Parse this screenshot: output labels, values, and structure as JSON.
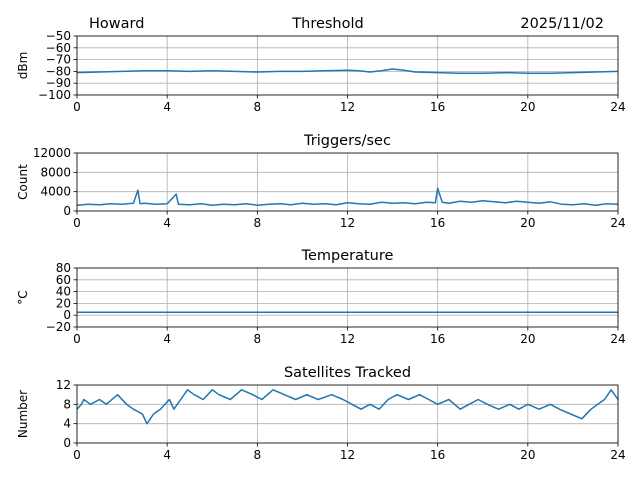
{
  "header": {
    "left": "Howard",
    "center": "Threshold",
    "right": "2025/11/02"
  },
  "colors": {
    "series": "#1f77b4",
    "grid": "#b0b0b0",
    "axes": "#000000"
  },
  "chart_data": [
    {
      "type": "line",
      "title": "",
      "ylabel": "dBm",
      "ylim": [
        -100,
        -50
      ],
      "yticks": [
        -100,
        -90,
        -80,
        -70,
        -60,
        -50
      ],
      "ytick_labels": [
        "−100",
        "−90",
        "−80",
        "−70",
        "−60",
        "−50"
      ],
      "xlim": [
        0,
        24
      ],
      "xticks": [
        0,
        4,
        8,
        12,
        16,
        20,
        24
      ],
      "xtick_labels": [
        "0",
        "4",
        "8",
        "12",
        "16",
        "20",
        "24"
      ],
      "grid": true,
      "series": [
        {
          "x": [
            0,
            1,
            2,
            3,
            4,
            5,
            6,
            7,
            8,
            9,
            10,
            11,
            12,
            12.5,
            13,
            13.5,
            14,
            14.5,
            15,
            16,
            17,
            18,
            19,
            20,
            21,
            22,
            23,
            24
          ],
          "values": [
            -81,
            -80.5,
            -80,
            -79.5,
            -79.5,
            -80,
            -79.5,
            -80,
            -80.5,
            -80,
            -80,
            -79.5,
            -79,
            -79.5,
            -80.5,
            -79.5,
            -78,
            -79,
            -80.5,
            -81,
            -81.5,
            -81.5,
            -81,
            -81.5,
            -81.5,
            -81,
            -80.5,
            -80
          ]
        }
      ]
    },
    {
      "type": "line",
      "title": "Triggers/sec",
      "ylabel": "Count",
      "ylim": [
        0,
        12000
      ],
      "yticks": [
        0,
        4000,
        8000,
        12000
      ],
      "ytick_labels": [
        "0",
        "4000",
        "8000",
        "12000"
      ],
      "xlim": [
        0,
        24
      ],
      "xticks": [
        0,
        4,
        8,
        12,
        16,
        20,
        24
      ],
      "xtick_labels": [
        "0",
        "4",
        "8",
        "12",
        "16",
        "20",
        "24"
      ],
      "grid": true,
      "series": [
        {
          "x": [
            0,
            0.5,
            1,
            1.5,
            2,
            2.5,
            2.7,
            2.8,
            3,
            3.5,
            4,
            4.4,
            4.5,
            5,
            5.5,
            6,
            6.5,
            7,
            7.5,
            8,
            8.5,
            9,
            9.5,
            10,
            10.5,
            11,
            11.5,
            12,
            12.5,
            13,
            13.5,
            14,
            14.5,
            15,
            15.5,
            15.9,
            16,
            16.2,
            16.5,
            17,
            17.5,
            18,
            18.5,
            19,
            19.5,
            20,
            20.5,
            21,
            21.5,
            22,
            22.5,
            23,
            23.5,
            24
          ],
          "values": [
            1200,
            1400,
            1300,
            1500,
            1400,
            1600,
            4300,
            1500,
            1600,
            1400,
            1500,
            3500,
            1400,
            1300,
            1500,
            1200,
            1400,
            1300,
            1500,
            1200,
            1400,
            1500,
            1300,
            1600,
            1400,
            1500,
            1300,
            1700,
            1500,
            1400,
            1800,
            1600,
            1700,
            1500,
            1800,
            1700,
            4700,
            1800,
            1600,
            2000,
            1800,
            2100,
            1900,
            1700,
            2000,
            1800,
            1600,
            1900,
            1400,
            1300,
            1500,
            1200,
            1500,
            1400
          ]
        }
      ]
    },
    {
      "type": "line",
      "title": "Temperature",
      "ylabel": "°C",
      "ylim": [
        -20,
        80
      ],
      "yticks": [
        -20,
        0,
        20,
        40,
        60,
        80
      ],
      "ytick_labels": [
        "−20",
        "0",
        "20",
        "40",
        "60",
        "80"
      ],
      "xlim": [
        0,
        24
      ],
      "xticks": [
        0,
        4,
        8,
        12,
        16,
        20,
        24
      ],
      "xtick_labels": [
        "0",
        "4",
        "8",
        "12",
        "16",
        "20",
        "24"
      ],
      "grid": true,
      "series": [
        {
          "x": [
            0,
            24
          ],
          "values": [
            5,
            5
          ]
        }
      ]
    },
    {
      "type": "line",
      "title": "Satellites Tracked",
      "ylabel": "Number",
      "ylim": [
        0,
        12
      ],
      "yticks": [
        0,
        4,
        8,
        12
      ],
      "ytick_labels": [
        "0",
        "4",
        "8",
        "12"
      ],
      "xlim": [
        0,
        24
      ],
      "xticks": [
        0,
        4,
        8,
        12,
        16,
        20,
        24
      ],
      "xtick_labels": [
        "0",
        "4",
        "8",
        "12",
        "16",
        "20",
        "24"
      ],
      "grid": true,
      "series": [
        {
          "x": [
            0,
            0.2,
            0.3,
            0.6,
            1,
            1.3,
            1.8,
            2.2,
            2.5,
            2.9,
            3.1,
            3.4,
            3.7,
            4.1,
            4.3,
            4.6,
            4.9,
            5.2,
            5.6,
            6,
            6.3,
            6.8,
            7.3,
            7.8,
            8.2,
            8.7,
            9.2,
            9.7,
            10.2,
            10.7,
            11.3,
            11.8,
            12.2,
            12.6,
            13,
            13.4,
            13.8,
            14.2,
            14.7,
            15.2,
            15.6,
            16,
            16.5,
            17,
            17.4,
            17.8,
            18.2,
            18.7,
            19.2,
            19.6,
            20,
            20.5,
            21,
            21.4,
            21.9,
            22.4,
            22.8,
            23.1,
            23.4,
            23.7,
            24
          ],
          "values": [
            7,
            8,
            9,
            8,
            9,
            8,
            10,
            8,
            7,
            6,
            4,
            6,
            7,
            9,
            7,
            9,
            11,
            10,
            9,
            11,
            10,
            9,
            11,
            10,
            9,
            11,
            10,
            9,
            10,
            9,
            10,
            9,
            8,
            7,
            8,
            7,
            9,
            10,
            9,
            10,
            9,
            8,
            9,
            7,
            8,
            9,
            8,
            7,
            8,
            7,
            8,
            7,
            8,
            7,
            6,
            5,
            7,
            8,
            9,
            11,
            9
          ]
        }
      ]
    }
  ]
}
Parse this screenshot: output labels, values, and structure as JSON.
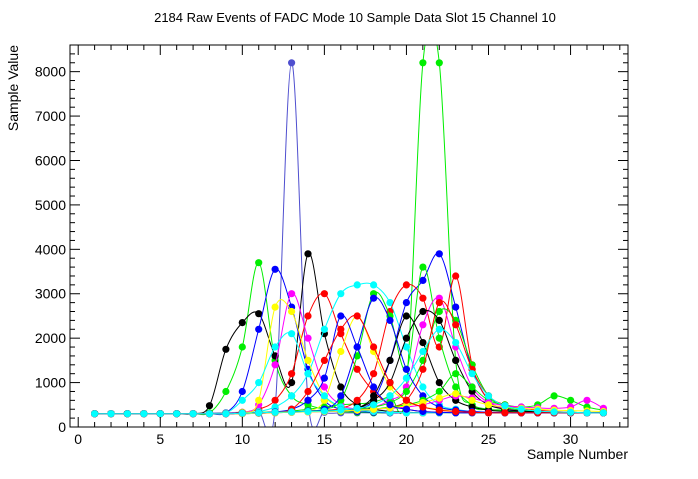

□ □ □

[Instructions for the task]
Pick out and copy the lines of the entries that hold the string "title".

[Written reply]
      "title": "",
      "title": "Triggers/sec",
      "title": "Temperature",
      "title": "Satellites Tracked",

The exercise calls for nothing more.